++++ DATASET ROWS ++++

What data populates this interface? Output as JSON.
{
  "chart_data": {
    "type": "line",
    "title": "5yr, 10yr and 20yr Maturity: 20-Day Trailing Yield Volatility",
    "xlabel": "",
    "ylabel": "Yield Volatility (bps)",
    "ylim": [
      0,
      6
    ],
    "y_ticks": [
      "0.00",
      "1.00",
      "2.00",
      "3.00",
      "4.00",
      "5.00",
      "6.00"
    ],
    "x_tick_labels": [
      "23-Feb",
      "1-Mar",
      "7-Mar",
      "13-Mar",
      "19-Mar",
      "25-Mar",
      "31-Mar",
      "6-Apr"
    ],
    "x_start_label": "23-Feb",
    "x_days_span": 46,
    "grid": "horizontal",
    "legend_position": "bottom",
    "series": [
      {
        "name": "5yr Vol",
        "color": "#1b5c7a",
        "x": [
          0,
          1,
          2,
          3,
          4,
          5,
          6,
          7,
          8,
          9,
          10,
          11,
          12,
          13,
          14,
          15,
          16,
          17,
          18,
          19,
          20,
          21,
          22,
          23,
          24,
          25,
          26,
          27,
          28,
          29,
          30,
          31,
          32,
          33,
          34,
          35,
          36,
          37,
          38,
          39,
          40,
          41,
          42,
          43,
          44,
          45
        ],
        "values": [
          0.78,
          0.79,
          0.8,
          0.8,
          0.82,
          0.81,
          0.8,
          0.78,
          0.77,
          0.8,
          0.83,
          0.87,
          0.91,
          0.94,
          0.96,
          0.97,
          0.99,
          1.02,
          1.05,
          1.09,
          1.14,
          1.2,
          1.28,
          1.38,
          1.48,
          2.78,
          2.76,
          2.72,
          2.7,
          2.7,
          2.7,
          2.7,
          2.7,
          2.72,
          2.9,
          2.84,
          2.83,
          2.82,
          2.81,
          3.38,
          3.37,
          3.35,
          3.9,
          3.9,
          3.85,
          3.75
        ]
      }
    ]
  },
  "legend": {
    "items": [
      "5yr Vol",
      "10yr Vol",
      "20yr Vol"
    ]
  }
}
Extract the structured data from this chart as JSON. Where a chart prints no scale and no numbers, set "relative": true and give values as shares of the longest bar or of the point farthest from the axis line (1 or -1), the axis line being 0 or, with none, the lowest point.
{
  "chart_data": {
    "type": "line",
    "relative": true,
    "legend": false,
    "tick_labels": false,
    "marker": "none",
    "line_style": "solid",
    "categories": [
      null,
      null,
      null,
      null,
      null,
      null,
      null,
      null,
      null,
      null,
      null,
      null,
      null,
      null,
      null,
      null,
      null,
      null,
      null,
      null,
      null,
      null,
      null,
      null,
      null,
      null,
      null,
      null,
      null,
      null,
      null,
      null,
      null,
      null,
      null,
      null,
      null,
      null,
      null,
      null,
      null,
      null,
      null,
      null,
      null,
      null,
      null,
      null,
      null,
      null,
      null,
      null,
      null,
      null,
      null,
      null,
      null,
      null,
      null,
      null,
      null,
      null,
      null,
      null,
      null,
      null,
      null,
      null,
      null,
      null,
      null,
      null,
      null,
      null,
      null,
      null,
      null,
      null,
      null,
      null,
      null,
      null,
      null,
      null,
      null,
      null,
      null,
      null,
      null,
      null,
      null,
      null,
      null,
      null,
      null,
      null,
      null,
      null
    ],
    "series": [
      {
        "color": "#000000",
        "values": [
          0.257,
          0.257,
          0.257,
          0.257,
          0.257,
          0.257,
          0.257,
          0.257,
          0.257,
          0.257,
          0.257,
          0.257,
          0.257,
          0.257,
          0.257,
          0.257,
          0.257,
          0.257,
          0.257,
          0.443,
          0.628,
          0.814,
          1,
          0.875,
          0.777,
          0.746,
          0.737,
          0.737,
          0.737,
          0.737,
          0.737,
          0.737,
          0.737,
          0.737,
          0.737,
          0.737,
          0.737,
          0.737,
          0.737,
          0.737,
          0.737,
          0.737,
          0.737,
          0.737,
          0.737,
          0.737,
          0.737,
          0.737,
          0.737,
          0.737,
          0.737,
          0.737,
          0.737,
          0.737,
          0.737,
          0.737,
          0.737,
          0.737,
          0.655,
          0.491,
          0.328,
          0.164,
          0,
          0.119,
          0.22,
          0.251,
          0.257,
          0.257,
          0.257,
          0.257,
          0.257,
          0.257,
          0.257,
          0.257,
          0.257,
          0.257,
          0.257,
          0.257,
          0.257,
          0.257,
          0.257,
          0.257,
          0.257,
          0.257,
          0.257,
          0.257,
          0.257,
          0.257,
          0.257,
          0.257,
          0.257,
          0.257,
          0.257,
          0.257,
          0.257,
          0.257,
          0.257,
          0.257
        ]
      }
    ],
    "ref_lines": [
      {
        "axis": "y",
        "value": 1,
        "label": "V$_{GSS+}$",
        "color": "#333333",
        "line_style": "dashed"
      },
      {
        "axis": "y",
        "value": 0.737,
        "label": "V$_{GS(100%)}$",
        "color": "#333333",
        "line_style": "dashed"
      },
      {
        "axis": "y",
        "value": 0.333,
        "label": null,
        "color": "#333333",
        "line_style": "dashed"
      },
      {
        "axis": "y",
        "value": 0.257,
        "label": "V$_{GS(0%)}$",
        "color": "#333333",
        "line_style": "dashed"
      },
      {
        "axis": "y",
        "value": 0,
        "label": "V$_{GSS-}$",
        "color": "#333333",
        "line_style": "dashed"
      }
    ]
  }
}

++++

### AIM
Transcribe the material above in its entirety. Match it exactly.

### TASK ANSWER
What data populates this interface? Output as JSON.
{
  "chart_data": {
    "type": "line",
    "title": "5yr, 10yr and 20yr Maturity: 20-Day Trailing Yield Volatility",
    "xlabel": "",
    "ylabel": "Yield Volatility (bps)",
    "ylim": [
      0,
      6
    ],
    "y_ticks": [
      "0.00",
      "1.00",
      "2.00",
      "3.00",
      "4.00",
      "5.00",
      "6.00"
    ],
    "x_tick_labels": [
      "23-Feb",
      "1-Mar",
      "7-Mar",
      "13-Mar",
      "19-Mar",
      "25-Mar",
      "31-Mar",
      "6-Apr"
    ],
    "x_start_label": "23-Feb",
    "x_days_span": 46,
    "grid": "horizontal",
    "legend_position": "bottom",
    "series": [
      {
        "name": "5yr Vol",
        "color": "#1b5c7a",
        "x": [
          0,
          1,
          2,
          3,
          4,
          5,
          6,
          7,
          8,
          9,
          10,
          11,
          12,
          13,
          14,
          15,
          16,
          17,
          18,
          19,
          20,
          21,
          22,
          23,
          24,
          25,
          26,
          27,
          28,
          29,
          30,
          31,
          32,
          33,
          34,
          35,
          36,
          37,
          38,
          39,
          40,
          41,
          42,
          43,
          44,
          45
        ],
        "values": [
          0.78,
          0.79,
          0.8,
          0.8,
          0.82,
          0.81,
          0.8,
          0.78,
          0.77,
          0.8,
          0.83,
          0.87,
          0.91,
          0.94,
          0.96,
          0.97,
          0.99,
          1.02,
          1.05,
          1.09,
          1.14,
          1.2,
          1.28,
          1.38,
          1.48,
          2.78,
          2.76,
          2.72,
          2.7,
          2.7,
          2.7,
          2.7,
          2.7,
          2.72,
          2.9,
          2.84,
          2.83,
          2.82,
          2.81,
          3.38,
          3.37,
          3.35,
          3.9,
          3.9,
          3.85,
          3.75
        ]
      }
    ]
  },
  "legend": {
    "items": [
      "5yr Vol",
      "10yr Vol",
      "20yr Vol"
    ]
  }
}
Extract the structured data from this chart as JSON. Where a chart prints no scale and no numbers, set "relative": true and give values as shares of the longest bar or of the point farthest from the axis line (1 or -1), the axis line being 0 or, with none, the lowest point.
{
  "chart_data": {
    "type": "line",
    "relative": true,
    "legend": false,
    "tick_labels": false,
    "marker": "none",
    "line_style": "solid",
    "categories": [
      null,
      null,
      null,
      null,
      null,
      null,
      null,
      null,
      null,
      null,
      null,
      null,
      null,
      null,
      null,
      null,
      null,
      null,
      null,
      null,
      null,
      null,
      null,
      null,
      null,
      null,
      null,
      null,
      null,
      null,
      null,
      null,
      null,
      null,
      null,
      null,
      null,
      null,
      null,
      null,
      null,
      null,
      null,
      null,
      null,
      null,
      null,
      null,
      null,
      null,
      null,
      null,
      null,
      null,
      null,
      null,
      null,
      null,
      null,
      null,
      null,
      null,
      null,
      null,
      null,
      null,
      null,
      null,
      null,
      null,
      null,
      null,
      null,
      null,
      null,
      null,
      null,
      null,
      null,
      null,
      null,
      null,
      null,
      null,
      null,
      null,
      null,
      null,
      null,
      null,
      null,
      null,
      null,
      null,
      null,
      null,
      null,
      null
    ],
    "series": [
      {
        "color": "#000000",
        "values": [
          0.257,
          0.257,
          0.257,
          0.257,
          0.257,
          0.257,
          0.257,
          0.257,
          0.257,
          0.257,
          0.257,
          0.257,
          0.257,
          0.257,
          0.257,
          0.257,
          0.257,
          0.257,
          0.257,
          0.443,
          0.628,
          0.814,
          1,
          0.875,
          0.777,
          0.746,
          0.737,
          0.737,
          0.737,
          0.737,
          0.737,
          0.737,
          0.737,
          0.737,
          0.737,
          0.737,
          0.737,
          0.737,
          0.737,
          0.737,
          0.737,
          0.737,
          0.737,
          0.737,
          0.737,
          0.737,
          0.737,
          0.737,
          0.737,
          0.737,
          0.737,
          0.737,
          0.737,
          0.737,
          0.737,
          0.737,
          0.737,
          0.737,
          0.655,
          0.491,
          0.328,
          0.164,
          0,
          0.119,
          0.22,
          0.251,
          0.257,
          0.257,
          0.257,
          0.257,
          0.257,
          0.257,
          0.257,
          0.257,
          0.257,
          0.257,
          0.257,
          0.257,
          0.257,
          0.257,
          0.257,
          0.257,
          0.257,
          0.257,
          0.257,
          0.257,
          0.257,
          0.257,
          0.257,
          0.257,
          0.257,
          0.257,
          0.257,
          0.257,
          0.257,
          0.257,
          0.257,
          0.257
        ]
      }
    ],
    "ref_lines": [
      {
        "axis": "y",
        "value": 1,
        "label": "V$_{GSS+}$",
        "color": "#333333",
        "line_style": "dashed"
      },
      {
        "axis": "y",
        "value": 0.737,
        "label": "V$_{GS(100%)}$",
        "color": "#333333",
        "line_style": "dashed"
      },
      {
        "axis": "y",
        "value": 0.333,
        "label": null,
        "color": "#333333",
        "line_style": "dashed"
      },
      {
        "axis": "y",
        "value": 0.257,
        "label": "V$_{GS(0%)}$",
        "color": "#333333",
        "line_style": "dashed"
      },
      {
        "axis": "y",
        "value": 0,
        "label": "V$_{GSS-}$",
        "color": "#333333",
        "line_style": "dashed"
      }
    ]
  }
}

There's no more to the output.